Seitentext
Nach Zahlen der letzten Volkszählung 2002 bezeichnen sich 30.952 Einwohner
als der ukrainischen Nationalität zugehörig. Schätzungen unterschiedlichster
Quellen beziffern die Ukrainischsprachigen ohne Differenzierung zwischen
Russinen/Lemken auf 300.000 Sprecher (ASSOCIATION FOR CIVIC MEDIA 2003; Handbook
on Contact Linguistics 1996).
1.3 Gesetzlicher Status und offizielle Politik
Da die Ukrainer als regionale Minderheit von den polnischen Behörden
anerkannt sind, gelten für sie Artikel 35 der Verfassung und die entsprechenden
Dekrete des Ministeriums für Bildung und Sport (vgl.
Länderbericht). Die ukrainische Minderheit ist auf der lokalen Ebene
politisch vertreten, insbesondere in der Provinz Warmińsko-Mazurskie.

Kurze Aufgabe 1
Schreiben Sie aus dem Text zur ukrainischen Minderheit in Polen den Abschnitt von "1.3 Gesetzlicher Status" bis "und Sport (vgl." wörtlich ab.
Kurze Aufgabe 2
Erklären Sie anhand des Textes zur ukrainischen Minderheit in Polen in ein bis drei Sätzen, warum für die Ukrainer Artikel 35 der Verfassung gilt.

Auflistung

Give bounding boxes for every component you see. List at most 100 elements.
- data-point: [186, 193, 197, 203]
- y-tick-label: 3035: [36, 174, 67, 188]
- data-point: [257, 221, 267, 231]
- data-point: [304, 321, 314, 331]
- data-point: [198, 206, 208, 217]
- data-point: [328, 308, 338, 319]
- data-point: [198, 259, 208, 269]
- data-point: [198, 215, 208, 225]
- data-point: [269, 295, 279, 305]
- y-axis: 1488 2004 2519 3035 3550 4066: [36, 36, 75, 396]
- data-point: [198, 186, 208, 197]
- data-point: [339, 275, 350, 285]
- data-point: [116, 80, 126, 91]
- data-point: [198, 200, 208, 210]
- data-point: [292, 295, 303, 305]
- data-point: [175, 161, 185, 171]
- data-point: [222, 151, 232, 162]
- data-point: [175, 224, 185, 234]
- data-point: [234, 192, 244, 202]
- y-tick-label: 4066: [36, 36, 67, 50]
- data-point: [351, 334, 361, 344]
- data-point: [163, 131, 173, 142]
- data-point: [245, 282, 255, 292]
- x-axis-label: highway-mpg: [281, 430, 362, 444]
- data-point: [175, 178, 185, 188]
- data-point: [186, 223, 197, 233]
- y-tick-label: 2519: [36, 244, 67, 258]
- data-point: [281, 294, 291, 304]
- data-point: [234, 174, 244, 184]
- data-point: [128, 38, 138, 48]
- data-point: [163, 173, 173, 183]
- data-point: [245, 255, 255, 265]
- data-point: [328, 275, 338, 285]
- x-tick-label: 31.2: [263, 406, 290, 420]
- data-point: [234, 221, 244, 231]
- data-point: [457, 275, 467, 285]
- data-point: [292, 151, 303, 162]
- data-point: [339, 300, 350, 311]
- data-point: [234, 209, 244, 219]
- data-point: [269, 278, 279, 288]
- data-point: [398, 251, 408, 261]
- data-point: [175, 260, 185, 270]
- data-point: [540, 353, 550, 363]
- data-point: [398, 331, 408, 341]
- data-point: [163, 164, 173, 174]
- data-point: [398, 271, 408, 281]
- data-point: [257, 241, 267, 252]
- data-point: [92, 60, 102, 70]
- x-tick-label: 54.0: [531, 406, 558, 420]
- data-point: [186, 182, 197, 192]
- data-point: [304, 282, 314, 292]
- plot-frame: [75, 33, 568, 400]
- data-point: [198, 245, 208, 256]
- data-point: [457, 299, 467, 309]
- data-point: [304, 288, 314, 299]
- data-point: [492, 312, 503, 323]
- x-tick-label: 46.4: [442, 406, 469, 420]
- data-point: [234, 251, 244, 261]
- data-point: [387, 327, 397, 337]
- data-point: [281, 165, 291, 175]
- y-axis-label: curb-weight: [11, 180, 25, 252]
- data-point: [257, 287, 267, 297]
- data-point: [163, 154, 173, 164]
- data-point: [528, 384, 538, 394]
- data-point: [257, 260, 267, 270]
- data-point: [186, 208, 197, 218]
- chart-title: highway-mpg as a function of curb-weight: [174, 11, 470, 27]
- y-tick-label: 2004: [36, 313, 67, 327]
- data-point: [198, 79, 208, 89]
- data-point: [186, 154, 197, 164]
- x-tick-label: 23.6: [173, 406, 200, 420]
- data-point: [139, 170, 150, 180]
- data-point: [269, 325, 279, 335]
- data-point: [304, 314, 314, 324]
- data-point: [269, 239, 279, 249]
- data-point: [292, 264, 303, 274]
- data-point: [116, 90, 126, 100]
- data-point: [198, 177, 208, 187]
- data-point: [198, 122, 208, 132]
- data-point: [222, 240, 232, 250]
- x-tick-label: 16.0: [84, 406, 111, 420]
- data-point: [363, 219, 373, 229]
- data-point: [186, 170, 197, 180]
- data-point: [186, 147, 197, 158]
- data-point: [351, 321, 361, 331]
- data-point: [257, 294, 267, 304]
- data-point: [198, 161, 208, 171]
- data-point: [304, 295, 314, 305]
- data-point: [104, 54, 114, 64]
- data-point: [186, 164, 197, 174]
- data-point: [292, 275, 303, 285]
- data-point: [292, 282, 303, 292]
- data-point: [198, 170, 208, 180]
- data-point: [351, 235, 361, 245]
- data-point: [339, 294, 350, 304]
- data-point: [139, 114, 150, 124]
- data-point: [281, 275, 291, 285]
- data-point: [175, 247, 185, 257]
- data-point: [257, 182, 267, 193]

Richtiges Ergebnis 1
1.3 Gesetzlicher Status und offizielle Politik
Da die Ukrainer als regionale Minderheit von den polnischen Behörden
anerkannt sind, gelten für sie Artikel 35 der Verfassung und die entsprechenden
Dekrete des Ministeriums für Bildung und Sport (vgl.

Richtiges Ergebnis 2
Artikel 35 der Verfassung und die entsprechenden Dekrete des Ministeriums für Bildung und Sport gelten für die Ukrainer, weil die polnischen Behörden sie als regionale Minderheit anerkannt haben.